» **Material shown**:

══════

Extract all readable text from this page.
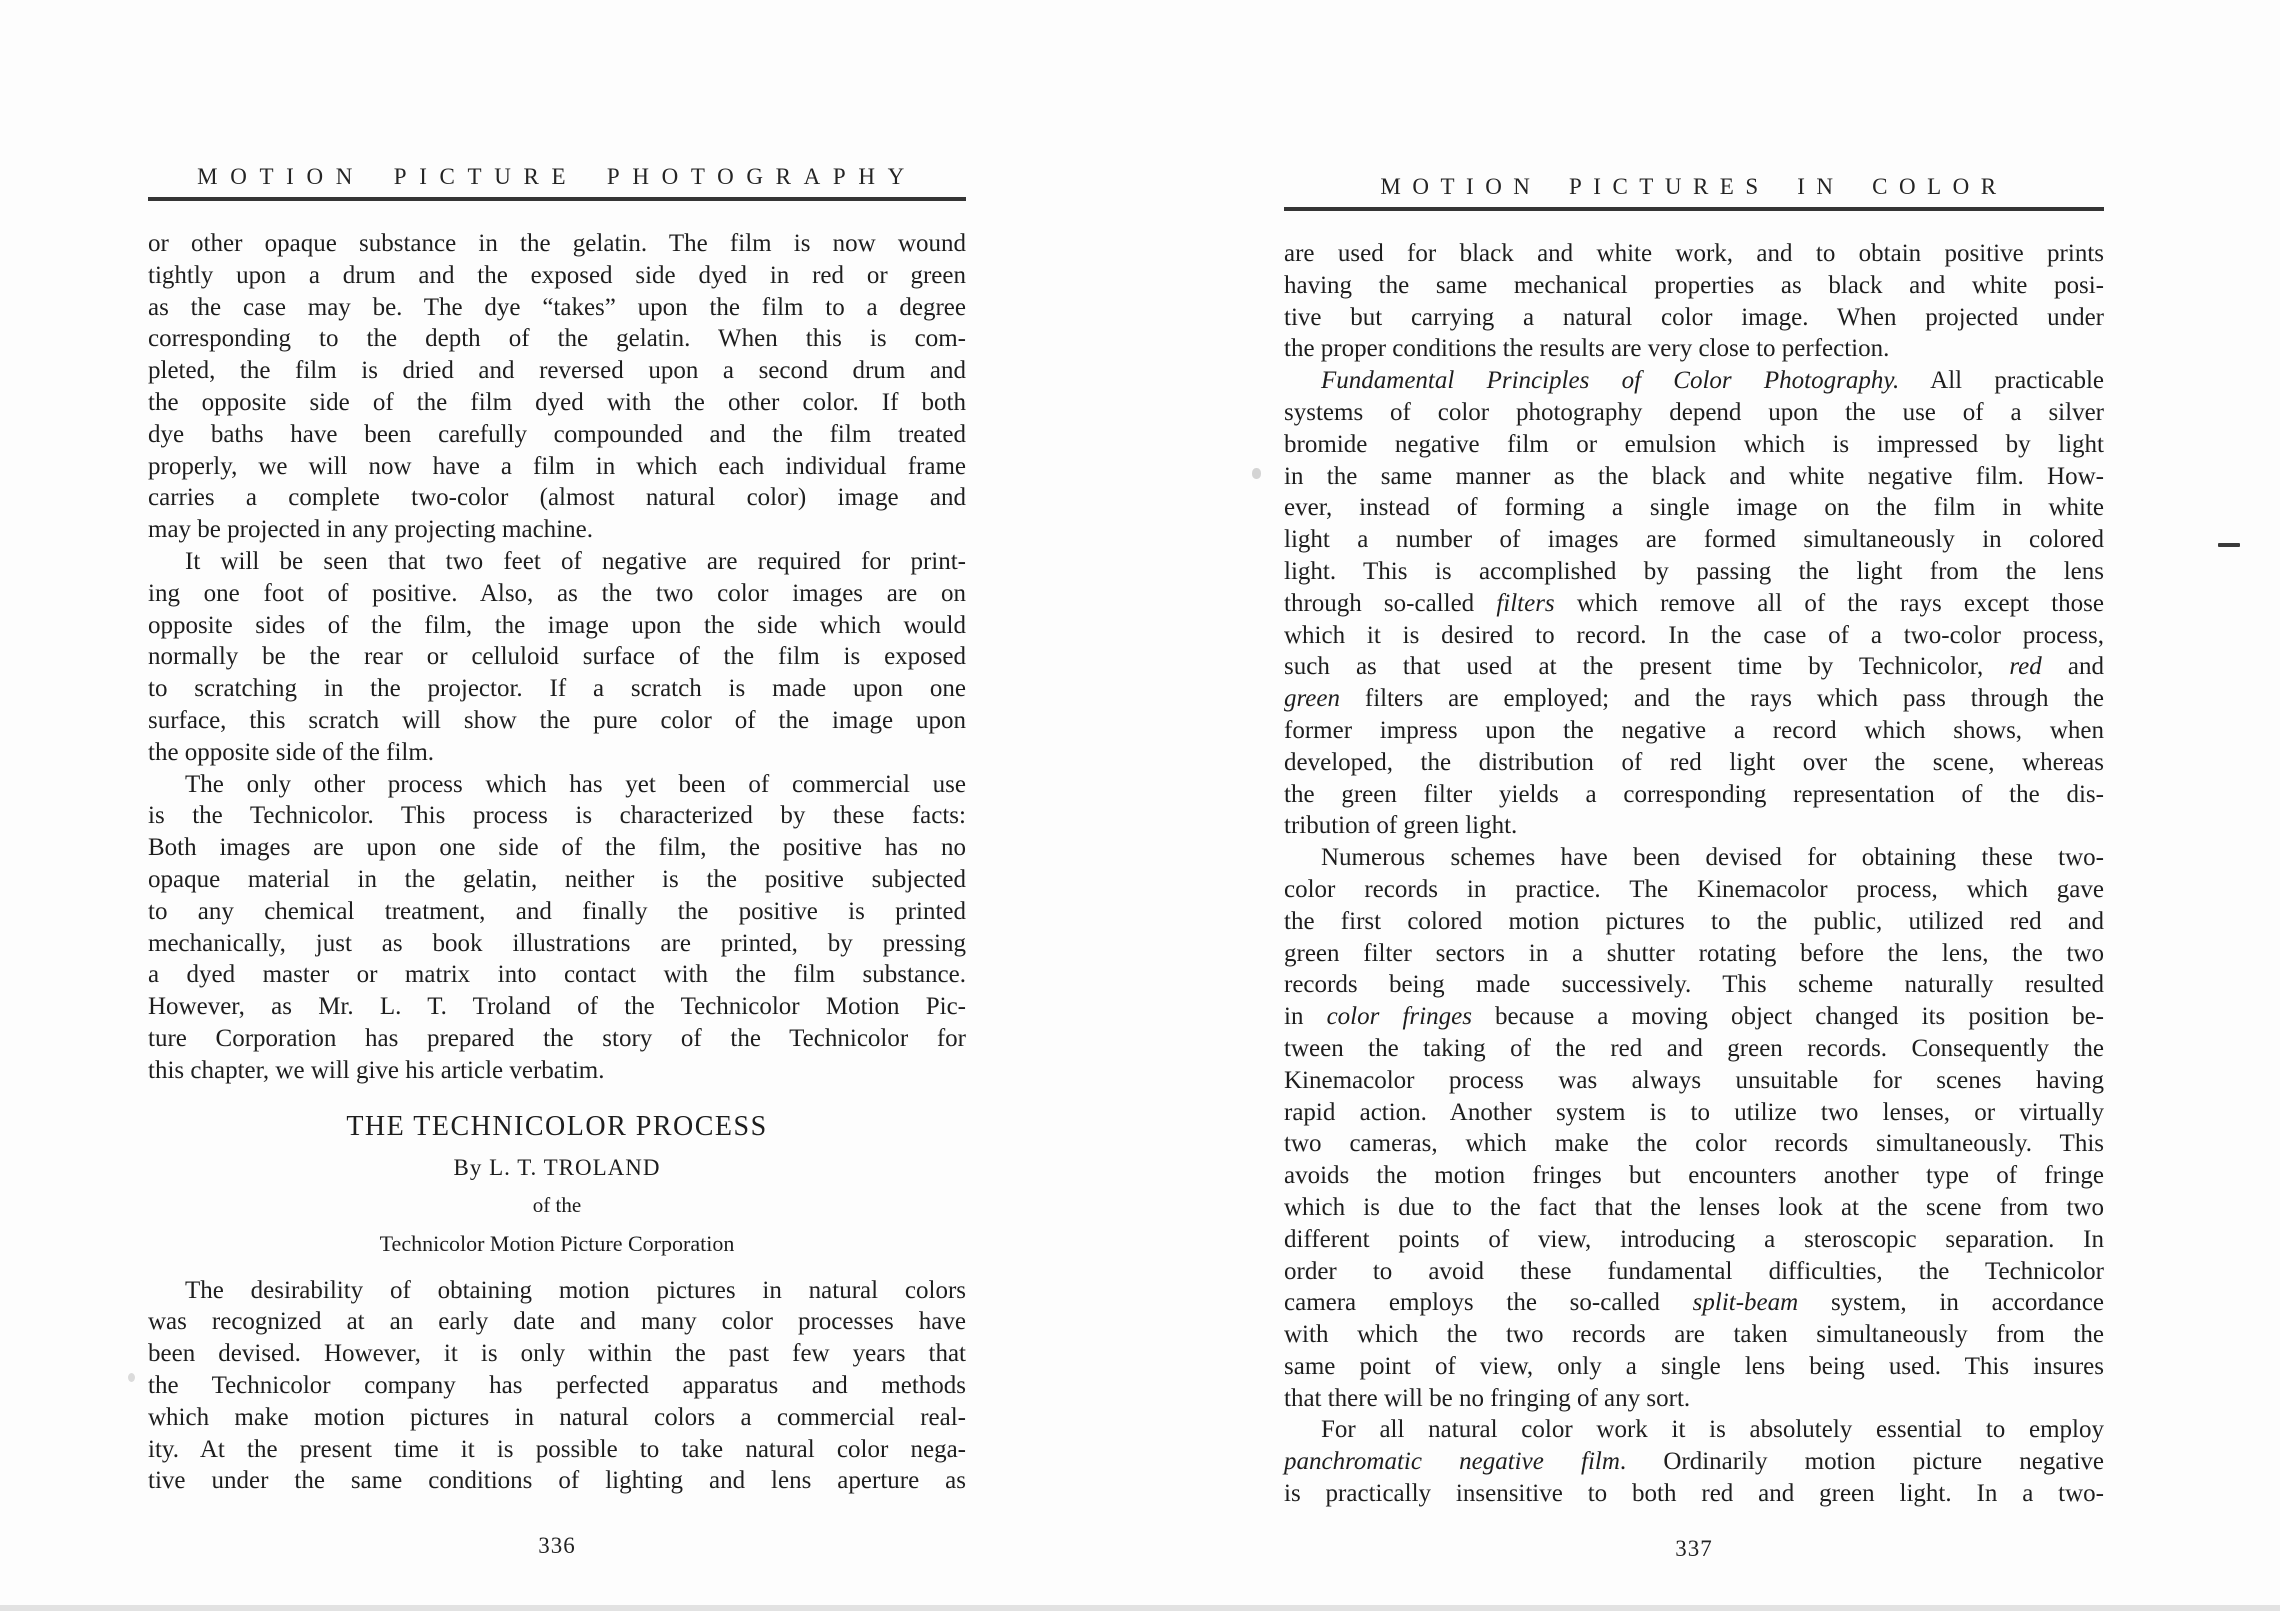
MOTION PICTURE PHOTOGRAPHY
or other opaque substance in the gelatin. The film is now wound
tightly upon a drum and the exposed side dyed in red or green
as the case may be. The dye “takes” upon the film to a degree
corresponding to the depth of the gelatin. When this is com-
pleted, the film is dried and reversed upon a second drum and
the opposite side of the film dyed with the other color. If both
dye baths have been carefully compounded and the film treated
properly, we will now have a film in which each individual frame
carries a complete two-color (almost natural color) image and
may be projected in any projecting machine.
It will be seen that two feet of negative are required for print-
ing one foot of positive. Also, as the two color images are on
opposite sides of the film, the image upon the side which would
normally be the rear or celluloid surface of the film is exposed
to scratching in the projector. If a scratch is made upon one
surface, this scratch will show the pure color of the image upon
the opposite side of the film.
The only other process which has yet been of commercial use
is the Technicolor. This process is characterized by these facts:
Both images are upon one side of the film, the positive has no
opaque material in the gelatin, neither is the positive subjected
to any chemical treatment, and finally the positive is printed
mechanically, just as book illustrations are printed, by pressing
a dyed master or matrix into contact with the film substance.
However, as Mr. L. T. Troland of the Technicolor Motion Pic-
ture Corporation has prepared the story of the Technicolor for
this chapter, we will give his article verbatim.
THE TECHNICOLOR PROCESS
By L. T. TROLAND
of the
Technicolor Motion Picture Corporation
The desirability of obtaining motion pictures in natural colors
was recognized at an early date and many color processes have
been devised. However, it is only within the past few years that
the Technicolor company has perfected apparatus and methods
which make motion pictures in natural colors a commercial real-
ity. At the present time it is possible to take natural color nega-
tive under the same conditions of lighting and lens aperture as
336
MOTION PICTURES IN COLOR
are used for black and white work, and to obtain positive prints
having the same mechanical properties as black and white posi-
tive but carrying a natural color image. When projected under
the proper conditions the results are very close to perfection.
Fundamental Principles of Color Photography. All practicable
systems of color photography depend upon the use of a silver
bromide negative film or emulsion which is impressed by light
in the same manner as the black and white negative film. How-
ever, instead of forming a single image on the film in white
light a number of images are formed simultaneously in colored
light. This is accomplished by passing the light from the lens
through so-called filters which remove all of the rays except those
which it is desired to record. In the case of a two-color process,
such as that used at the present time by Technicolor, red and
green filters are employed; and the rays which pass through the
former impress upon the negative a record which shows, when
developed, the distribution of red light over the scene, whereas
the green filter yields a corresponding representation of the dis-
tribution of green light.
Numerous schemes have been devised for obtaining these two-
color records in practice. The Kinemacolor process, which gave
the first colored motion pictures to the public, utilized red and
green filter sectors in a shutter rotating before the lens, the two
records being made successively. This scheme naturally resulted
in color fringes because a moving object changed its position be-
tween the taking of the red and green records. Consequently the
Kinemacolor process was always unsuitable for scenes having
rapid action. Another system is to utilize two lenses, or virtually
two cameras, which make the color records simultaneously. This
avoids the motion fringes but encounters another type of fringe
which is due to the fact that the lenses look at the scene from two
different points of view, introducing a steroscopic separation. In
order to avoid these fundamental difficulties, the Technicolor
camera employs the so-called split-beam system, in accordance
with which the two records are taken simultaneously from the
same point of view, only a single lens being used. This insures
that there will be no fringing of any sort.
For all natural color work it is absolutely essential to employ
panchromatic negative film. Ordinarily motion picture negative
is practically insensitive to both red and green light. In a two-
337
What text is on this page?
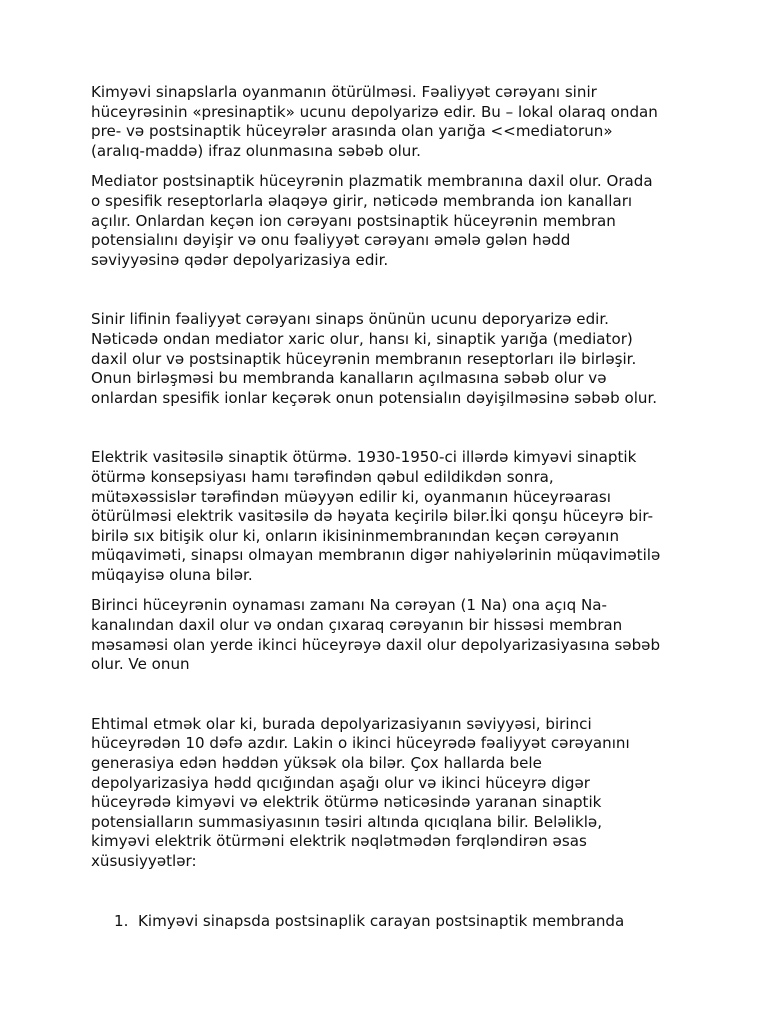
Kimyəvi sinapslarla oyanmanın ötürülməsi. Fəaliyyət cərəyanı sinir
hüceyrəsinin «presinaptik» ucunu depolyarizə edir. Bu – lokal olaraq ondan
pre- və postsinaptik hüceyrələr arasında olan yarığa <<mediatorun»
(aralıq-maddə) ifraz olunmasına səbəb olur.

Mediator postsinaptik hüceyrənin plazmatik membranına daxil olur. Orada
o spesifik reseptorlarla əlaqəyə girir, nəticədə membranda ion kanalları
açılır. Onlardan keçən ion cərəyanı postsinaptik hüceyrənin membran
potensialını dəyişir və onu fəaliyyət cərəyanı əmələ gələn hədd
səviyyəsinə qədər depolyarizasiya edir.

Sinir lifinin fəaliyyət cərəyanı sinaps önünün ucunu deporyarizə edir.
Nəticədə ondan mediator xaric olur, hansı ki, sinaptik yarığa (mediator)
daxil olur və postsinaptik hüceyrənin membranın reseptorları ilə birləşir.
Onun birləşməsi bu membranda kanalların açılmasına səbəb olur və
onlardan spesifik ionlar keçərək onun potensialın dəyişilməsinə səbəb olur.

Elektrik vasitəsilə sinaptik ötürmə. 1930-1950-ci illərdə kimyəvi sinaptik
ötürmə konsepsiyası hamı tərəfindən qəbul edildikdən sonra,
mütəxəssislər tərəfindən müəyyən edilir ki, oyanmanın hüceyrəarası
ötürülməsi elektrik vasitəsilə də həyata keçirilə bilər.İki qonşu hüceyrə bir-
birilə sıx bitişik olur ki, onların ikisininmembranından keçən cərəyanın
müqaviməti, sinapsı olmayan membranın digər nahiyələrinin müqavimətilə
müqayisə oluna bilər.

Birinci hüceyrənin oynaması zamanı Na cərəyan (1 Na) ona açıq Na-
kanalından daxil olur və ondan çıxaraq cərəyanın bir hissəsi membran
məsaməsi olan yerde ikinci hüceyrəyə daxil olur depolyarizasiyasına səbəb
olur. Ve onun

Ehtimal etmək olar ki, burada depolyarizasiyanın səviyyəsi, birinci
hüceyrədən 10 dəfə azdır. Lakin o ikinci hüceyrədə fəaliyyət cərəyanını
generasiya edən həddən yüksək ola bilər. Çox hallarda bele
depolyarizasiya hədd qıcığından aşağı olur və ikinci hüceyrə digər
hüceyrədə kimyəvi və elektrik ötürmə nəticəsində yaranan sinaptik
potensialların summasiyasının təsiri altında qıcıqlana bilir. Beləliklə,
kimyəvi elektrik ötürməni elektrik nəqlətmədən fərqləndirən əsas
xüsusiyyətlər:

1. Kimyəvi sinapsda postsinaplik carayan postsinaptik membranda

══════

» **Given exercise**: Using the listing above, pick out each line that contains the word "only", then copy it.

» **Completed exercise**:
The only other process which has yet been of commercial use
been devised. However, it is only within the past few years that
same point of view, only a single lens being used. This insures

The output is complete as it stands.